### [What this task involves]
Find every line in the records below that holds the word "Mijn", and copy each one.

### [Task inputs]

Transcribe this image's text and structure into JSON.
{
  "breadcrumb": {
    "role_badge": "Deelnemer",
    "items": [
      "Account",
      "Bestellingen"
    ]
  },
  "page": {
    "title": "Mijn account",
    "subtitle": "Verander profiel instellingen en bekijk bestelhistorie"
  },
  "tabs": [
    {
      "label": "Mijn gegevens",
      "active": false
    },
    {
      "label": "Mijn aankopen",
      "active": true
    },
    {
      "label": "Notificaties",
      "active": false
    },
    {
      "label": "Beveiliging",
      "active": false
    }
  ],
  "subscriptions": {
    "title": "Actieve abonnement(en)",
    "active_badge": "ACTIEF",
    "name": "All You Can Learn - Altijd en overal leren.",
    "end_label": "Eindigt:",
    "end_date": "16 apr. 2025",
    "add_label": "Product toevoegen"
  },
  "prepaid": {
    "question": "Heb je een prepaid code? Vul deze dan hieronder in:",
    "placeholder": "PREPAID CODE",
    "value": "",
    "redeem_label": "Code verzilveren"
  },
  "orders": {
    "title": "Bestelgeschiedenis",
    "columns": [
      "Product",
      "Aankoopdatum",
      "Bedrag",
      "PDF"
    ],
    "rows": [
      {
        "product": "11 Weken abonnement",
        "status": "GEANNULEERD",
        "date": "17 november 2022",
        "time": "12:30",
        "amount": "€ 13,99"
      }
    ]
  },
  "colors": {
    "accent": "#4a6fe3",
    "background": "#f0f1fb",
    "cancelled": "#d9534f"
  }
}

### [Solution for this exercise]
    "title": "Mijn account",
      "label": "Mijn gegevens",
      "label": "Mijn aankopen",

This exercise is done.